Page element annotations
---

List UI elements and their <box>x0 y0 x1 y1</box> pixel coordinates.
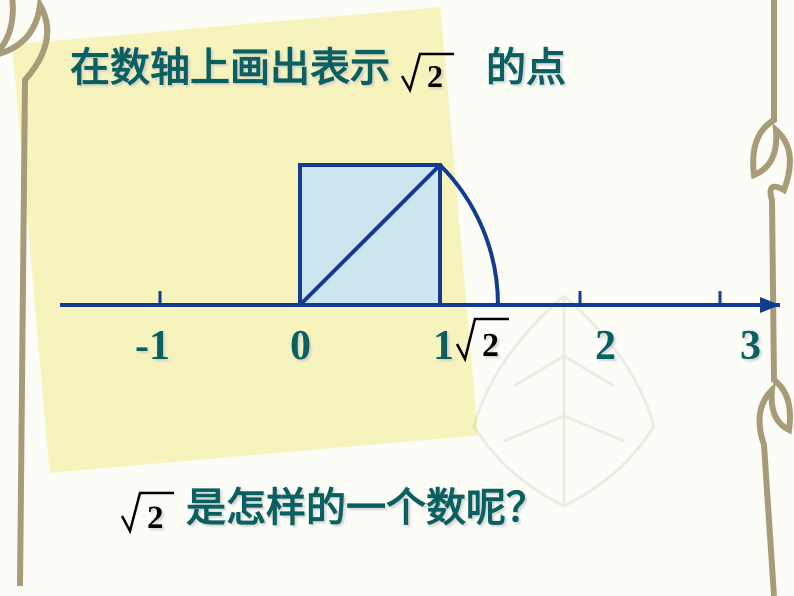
title-suffix: 的点 <box>486 45 566 90</box>
sqrt-value: 2 <box>482 327 499 364</box>
number-line-diagram: -1 0 1 2 3 2 <box>40 100 794 415</box>
sqrt-value: 2 <box>147 500 164 536</box>
tick-label: 0 <box>290 322 311 370</box>
arc <box>440 165 498 305</box>
tick-label: 1 <box>433 322 454 370</box>
sqrt2-axis-label: 2 <box>455 314 511 375</box>
title-prefix: 在数轴上画出表示 <box>70 45 390 90</box>
sqrt-symbol-title: 2 <box>400 48 456 95</box>
tick-label: 3 <box>740 322 761 370</box>
tick-label: -1 <box>135 322 170 370</box>
question-text: 2 是怎样的一个数呢？ <box>120 475 546 536</box>
axis-arrow <box>760 297 780 313</box>
sqrt-value: 2 <box>427 58 443 94</box>
question-main: 是怎样的一个数呢？ <box>186 485 546 530</box>
title-text: 在数轴上画出表示 2 的点 <box>70 35 566 95</box>
tick-label: 2 <box>595 322 616 370</box>
sqrt-symbol-question: 2 <box>120 488 176 536</box>
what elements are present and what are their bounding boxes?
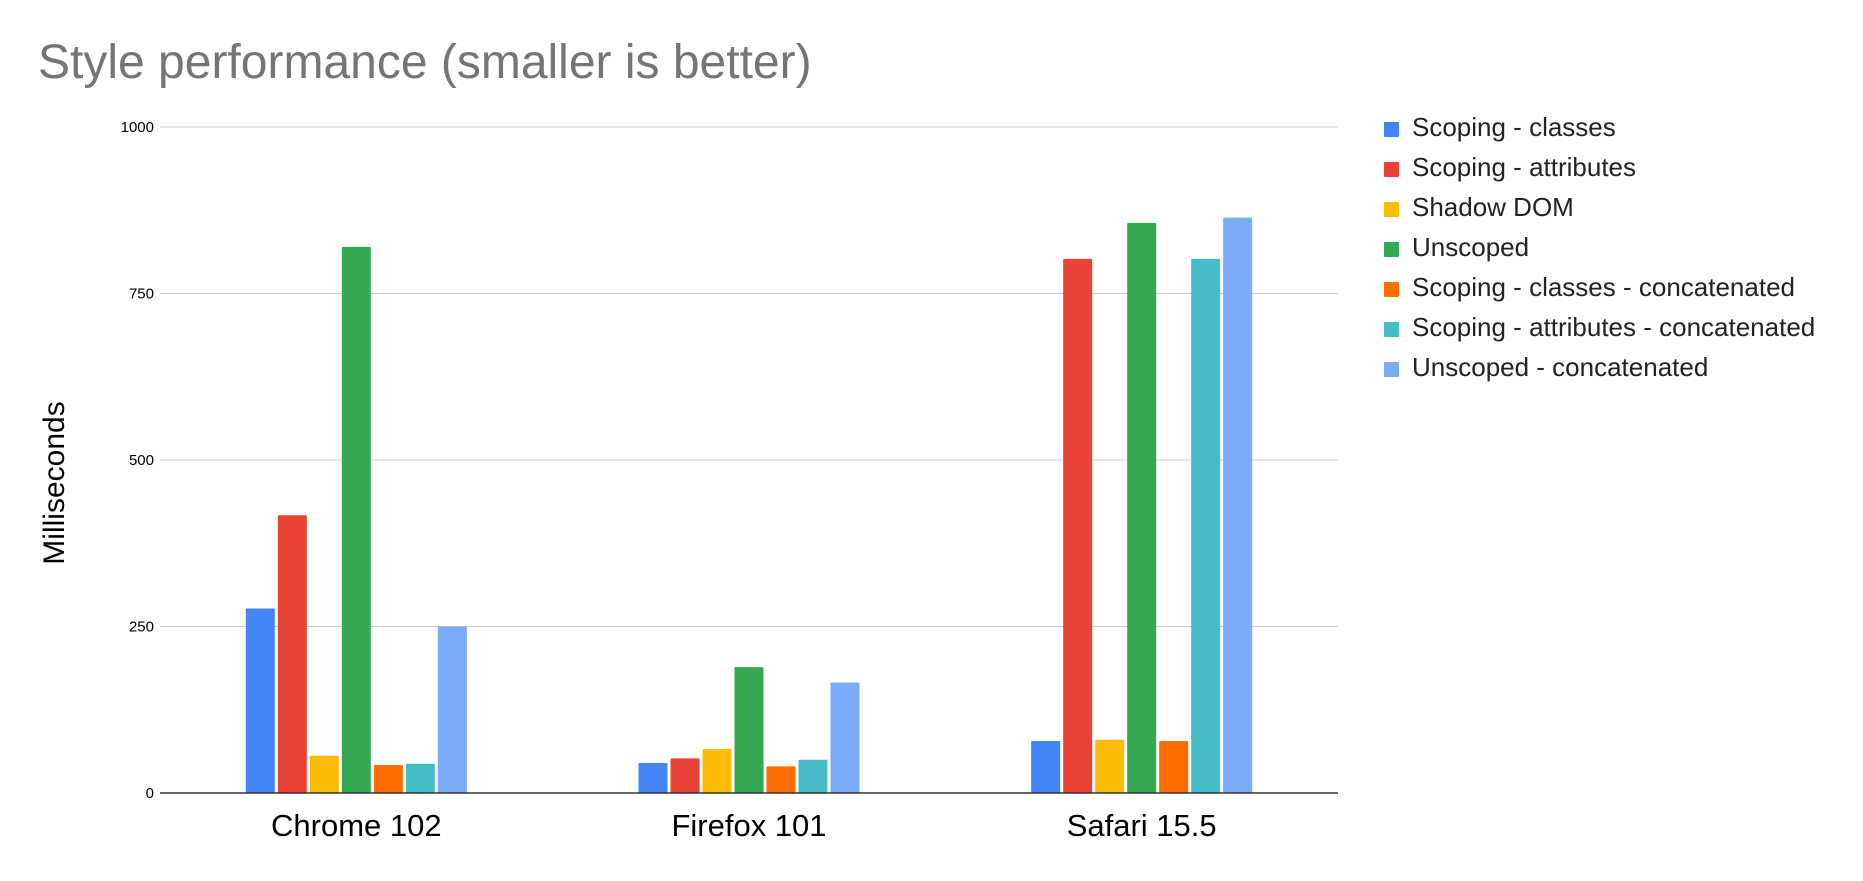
x-tick-label: Safari 15.5: [1067, 808, 1217, 843]
x-axis-ticks: Chrome 102 Firefox 101 Safari 15.5: [271, 808, 1217, 843]
bar: [734, 667, 764, 793]
y-tick-label: 500: [129, 452, 154, 469]
bar: [1031, 741, 1061, 793]
bar: [341, 246, 371, 793]
legend-swatch: [1384, 362, 1399, 377]
bar: [1095, 739, 1125, 793]
bar: [670, 758, 700, 793]
legend-swatch: [1384, 122, 1399, 137]
x-tick-label: Chrome 102: [271, 808, 442, 843]
bar: [1063, 258, 1093, 793]
bar: [798, 759, 828, 793]
chart-title: Style performance (smaller is better): [38, 36, 812, 89]
bar: [309, 755, 339, 793]
legend-label: Scoping - classes: [1412, 112, 1616, 142]
legend-item: Unscoped - concatenated: [1384, 352, 1708, 382]
bar: [405, 763, 435, 793]
y-tick-label: 750: [129, 286, 154, 303]
legend: Scoping - classes Scoping - attributes Sha…: [1384, 112, 1815, 382]
legend-item: Shadow DOM: [1384, 192, 1574, 222]
bar: [437, 626, 467, 793]
y-tick-label: 1000: [121, 119, 154, 136]
legend-item: Scoping - attributes: [1384, 152, 1636, 182]
bar: [245, 608, 275, 793]
bar: [373, 765, 403, 793]
legend-swatch: [1384, 242, 1399, 257]
legend-item: Scoping - attributes - concatenated: [1384, 312, 1815, 342]
y-axis-ticks: 0 250 500 750 1000: [121, 119, 154, 802]
y-tick-label: 0: [146, 785, 154, 802]
legend-item: Scoping - classes - concatenated: [1384, 272, 1795, 302]
bar: [1159, 741, 1189, 793]
bar: [1127, 222, 1157, 794]
legend-label: Unscoped: [1412, 232, 1529, 262]
bar: [1223, 217, 1253, 794]
bar: [766, 766, 796, 793]
bar: [277, 515, 307, 793]
bar: [1191, 258, 1221, 793]
legend-label: Scoping - classes - concatenated: [1412, 272, 1795, 302]
gridlines: [160, 126, 1338, 627]
legend-swatch: [1384, 282, 1399, 297]
bar: [702, 749, 732, 793]
legend-label: Scoping - attributes - concatenated: [1412, 312, 1815, 342]
legend-swatch: [1384, 322, 1399, 337]
y-axis-label: Milliseconds: [38, 401, 71, 564]
legend-label: Scoping - attributes: [1412, 152, 1636, 182]
bar: [830, 682, 860, 793]
legend-label: Shadow DOM: [1412, 192, 1574, 222]
legend-swatch: [1384, 202, 1399, 217]
legend-item: Scoping - classes: [1384, 112, 1616, 142]
bar: [638, 763, 668, 793]
bars: [245, 217, 1253, 794]
y-tick-label: 250: [129, 619, 154, 636]
x-tick-label: Firefox 101: [671, 808, 826, 843]
legend-swatch: [1384, 162, 1399, 177]
legend-item: Unscoped: [1384, 232, 1529, 262]
legend-label: Unscoped - concatenated: [1412, 352, 1708, 382]
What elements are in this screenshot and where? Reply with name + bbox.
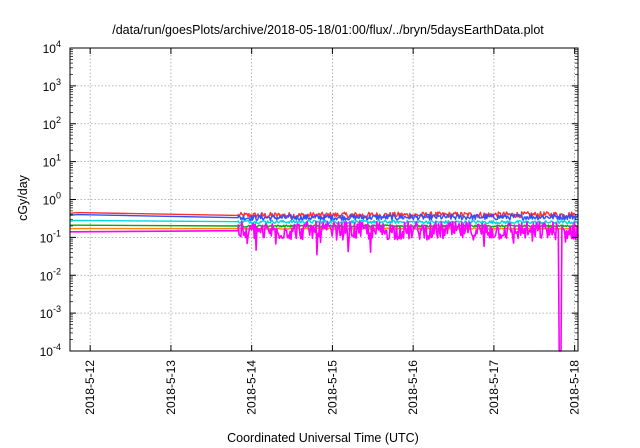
series-line-5 [70,220,579,352]
x-tick-label: 2018-5-18 [568,360,582,415]
x-tick-label: 2018-5-16 [406,360,420,415]
series-line-2 [69,219,579,225]
x-axis-label: Coordinated Universal Time (UTC) [227,431,419,445]
y-axis-label: cGy/day [16,174,30,221]
x-tick-label: 2018-5-17 [487,360,501,415]
series-line-1 [69,213,579,222]
x-axis-ticks: 2018-5-12 2018-5-13 2018-5-14 2018-5-15 2018… [83,48,582,415]
x-tick-label: 2018-5-15 [325,360,339,415]
chart-title: /data/run/goesPlots/archive/2018-05-18/0… [112,23,544,37]
grid-lines [70,48,578,351]
x-tick-label: 2018-5-13 [164,360,178,415]
series-lines [69,211,579,352]
x-tick-label: 2018-5-14 [245,360,259,415]
x-tick-label: 2018-5-12 [83,360,97,415]
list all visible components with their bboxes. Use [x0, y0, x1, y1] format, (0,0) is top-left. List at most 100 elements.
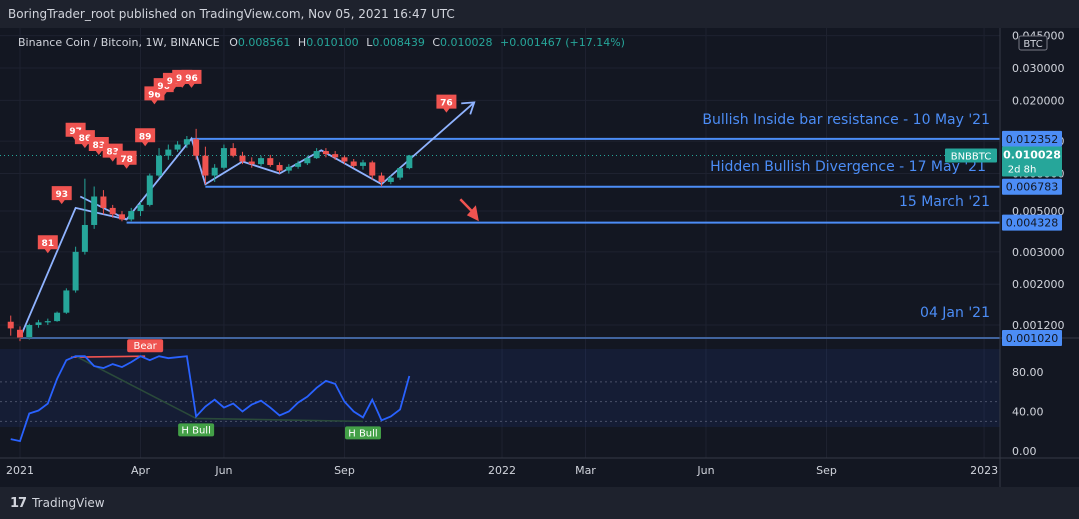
candle-body [248, 161, 255, 165]
annotation-jan: 04 Jan '21 [920, 305, 990, 321]
candle-body [285, 166, 292, 171]
signal-tag-label: 78 [120, 155, 133, 165]
signal-tag-label: 96 [148, 90, 161, 100]
candle-body [63, 290, 70, 313]
price-tick: 0.020000 [1012, 94, 1065, 107]
annotation-march: 15 March '21 [899, 194, 990, 210]
countdown-label: 2d 8h [1008, 164, 1037, 175]
candle-body [406, 155, 413, 169]
signal-tag-label: 83 [93, 141, 106, 151]
time-axis[interactable]: 2021 Apr Jun Sep 2022 Mar Jun Sep 2023 [6, 464, 998, 477]
publish-header: BoringTrader_root published on TradingVi… [0, 0, 1079, 28]
candle-body [174, 144, 181, 150]
candle-body [109, 207, 116, 215]
rsi-tick: 40.00 [1012, 406, 1044, 419]
signal-tag-label: 89 [139, 132, 152, 142]
trend-line [19, 101, 475, 339]
grid [0, 28, 1000, 458]
arrow-up-head [461, 101, 476, 115]
candle-body [193, 139, 200, 156]
price-tag-label: 0.001020 [1006, 332, 1059, 345]
candles [7, 128, 413, 342]
annotation-divergence: Hidden Bullish Divergence - 17 May '21 [710, 159, 986, 175]
time-tick: 2021 [6, 464, 34, 477]
candle-body [156, 155, 163, 176]
candle-body [239, 155, 246, 162]
change-value: +0.001467 (+17.14%) [500, 36, 625, 49]
time-tick: Sep [334, 464, 355, 477]
signal-tag [116, 150, 137, 169]
candle-body [304, 158, 311, 164]
candle-body [91, 196, 98, 225]
signal-tags: 8193978683837889969696969676 [37, 69, 457, 254]
ticker-label: BNBBTC [951, 151, 992, 162]
price-tag-box [1002, 329, 1062, 346]
candle-body [313, 151, 320, 159]
candle-body [341, 157, 348, 162]
rsi-label: H Bull [348, 428, 377, 439]
currency-badge [1018, 35, 1048, 51]
ticker-box [945, 148, 997, 163]
candle-body [276, 165, 283, 171]
rsi-band [0, 349, 1000, 427]
price-tick: 0.002000 [1012, 278, 1065, 291]
high-value: 0.010100 [306, 36, 359, 49]
candle-body [202, 155, 209, 176]
time-tick: Mar [575, 464, 596, 477]
price-tag-label: 0.012352 [1006, 133, 1059, 146]
price-tag-box [1002, 130, 1062, 147]
rsi-axis: 80.00 40.00 0.00 [1012, 366, 1044, 458]
price-tag-label: 0.006783 [1006, 181, 1059, 194]
price-tick: 0.001200 [1012, 319, 1065, 332]
currency-label: BTC [1023, 39, 1042, 50]
candle-body [44, 321, 51, 323]
candle-body [295, 163, 302, 167]
candle-body [211, 167, 218, 176]
candle-body [128, 211, 135, 220]
candle-body [72, 251, 79, 291]
signal-tag [181, 69, 202, 88]
signal-tag [51, 186, 72, 205]
open-value: 0.008561 [238, 36, 291, 49]
time-tick: Sep [816, 464, 837, 477]
signal-tag [37, 235, 58, 254]
current-price-tag: BNBBTC 0.010028 2d 8h [945, 146, 1062, 177]
rsi-tick: 80.00 [1012, 366, 1044, 379]
signal-tag [436, 94, 457, 113]
signal-tag-label: 96 [185, 74, 198, 84]
candle-body [54, 312, 61, 322]
rsi-label-badge [178, 423, 215, 437]
trend-lines [19, 101, 479, 339]
rsi-line [10, 355, 411, 443]
symbol-name: Binance Coin / Bitcoin, 1W, BINANCE [18, 36, 220, 49]
candle-body [332, 154, 339, 158]
candle-body [146, 175, 153, 205]
candle-body [220, 148, 227, 168]
rsi-tick: 0.00 [1012, 445, 1037, 458]
low-value: 0.008439 [372, 36, 425, 49]
candle-body [26, 325, 33, 338]
signal-tag-label: 81 [42, 239, 55, 249]
close-label: C [432, 36, 440, 49]
candle-body [359, 162, 366, 166]
annotation-resistance: Bullish Inside bar resistance - 10 May '… [702, 112, 990, 128]
candle-body [137, 204, 144, 212]
candle-body [267, 158, 274, 166]
candle-body [258, 158, 265, 165]
time-tick: Apr [131, 464, 151, 477]
arrow-down-head [466, 205, 479, 222]
candle-body [100, 196, 107, 208]
signal-tag-label: 76 [440, 99, 453, 109]
rsi-label: Bear [134, 341, 158, 352]
price-tick: 0.003000 [1012, 246, 1065, 259]
rsi-divergence-line [196, 417, 364, 423]
signal-tag-label: 83 [106, 148, 119, 158]
candle-body [322, 151, 329, 155]
price-tag-box [1002, 178, 1062, 195]
candle-body [7, 321, 14, 329]
candle-body [350, 161, 357, 166]
close-value: 0.010028 [440, 36, 493, 49]
signal-tag-label: 86 [79, 134, 92, 144]
rsi-label-badge [344, 426, 381, 440]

---

AIM
Starting with the line that contains "candle-body [248, 161, 255, 165]" and going on through the line that contains "price-tick: 0.020000 [1012, 94, 1065, 107]", rename "candle-body" to "candlestick-body" and give back only those lines, with everything else unchanged.

TASK RESPONSE
candlestick-body [248, 161, 255, 165]
annotation-jan: 04 Jan '21 [920, 305, 990, 321]
candlestick-body [285, 166, 292, 171]
signal-tag-label: 78 [120, 155, 133, 165]
signal-tag-label: 96 [148, 90, 161, 100]
candlestick-body [63, 290, 70, 313]
price-tick: 0.020000 [1012, 94, 1065, 107]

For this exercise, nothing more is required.